### INSTRUCTIONS FOR THE TASK
Rename "menu-separator" to "menu-divider" in the rows, starting at the first row and ending after the line containing "menu-item-delete[interactable]: Delete bbox=[11, 401, 487, 449]". Copy all of those lines out with everything else left as is.

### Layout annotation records
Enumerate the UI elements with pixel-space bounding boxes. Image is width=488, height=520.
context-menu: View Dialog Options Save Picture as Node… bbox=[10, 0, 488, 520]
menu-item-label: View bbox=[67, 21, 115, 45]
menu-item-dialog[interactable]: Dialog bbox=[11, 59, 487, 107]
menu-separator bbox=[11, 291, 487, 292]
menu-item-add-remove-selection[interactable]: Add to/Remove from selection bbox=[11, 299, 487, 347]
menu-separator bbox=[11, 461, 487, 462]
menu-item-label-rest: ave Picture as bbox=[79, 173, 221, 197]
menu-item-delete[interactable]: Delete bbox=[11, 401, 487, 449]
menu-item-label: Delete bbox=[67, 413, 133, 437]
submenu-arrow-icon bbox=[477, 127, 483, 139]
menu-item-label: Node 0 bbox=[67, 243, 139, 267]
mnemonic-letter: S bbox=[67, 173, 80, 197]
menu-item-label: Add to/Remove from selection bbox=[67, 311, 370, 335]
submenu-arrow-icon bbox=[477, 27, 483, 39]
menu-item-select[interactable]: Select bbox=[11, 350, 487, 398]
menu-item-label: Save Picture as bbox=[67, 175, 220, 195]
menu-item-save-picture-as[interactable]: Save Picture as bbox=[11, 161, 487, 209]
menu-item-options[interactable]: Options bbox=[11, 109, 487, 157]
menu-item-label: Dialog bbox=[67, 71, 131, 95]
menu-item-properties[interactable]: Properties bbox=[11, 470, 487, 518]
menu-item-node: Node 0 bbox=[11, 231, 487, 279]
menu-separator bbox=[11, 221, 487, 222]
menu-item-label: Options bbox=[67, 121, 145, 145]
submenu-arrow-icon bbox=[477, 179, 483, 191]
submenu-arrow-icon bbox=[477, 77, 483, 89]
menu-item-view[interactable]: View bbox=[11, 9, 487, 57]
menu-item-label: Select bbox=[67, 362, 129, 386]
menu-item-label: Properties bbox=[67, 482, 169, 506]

### EXERCISE RESPONSE
Enumerate the UI elements with pixel-space bounding boxes. Image is width=488, height=520.
context-menu: View Dialog Options Save Picture as Node… bbox=[10, 0, 488, 520]
menu-item-label: View bbox=[67, 21, 115, 45]
menu-item-dialog[interactable]: Dialog bbox=[11, 59, 487, 107]
menu-divider bbox=[11, 291, 487, 292]
menu-item-add-remove-selection[interactable]: Add to/Remove from selection bbox=[11, 299, 487, 347]
menu-divider bbox=[11, 461, 487, 462]
menu-item-label-rest: ave Picture as bbox=[79, 173, 221, 197]
menu-item-delete[interactable]: Delete bbox=[11, 401, 487, 449]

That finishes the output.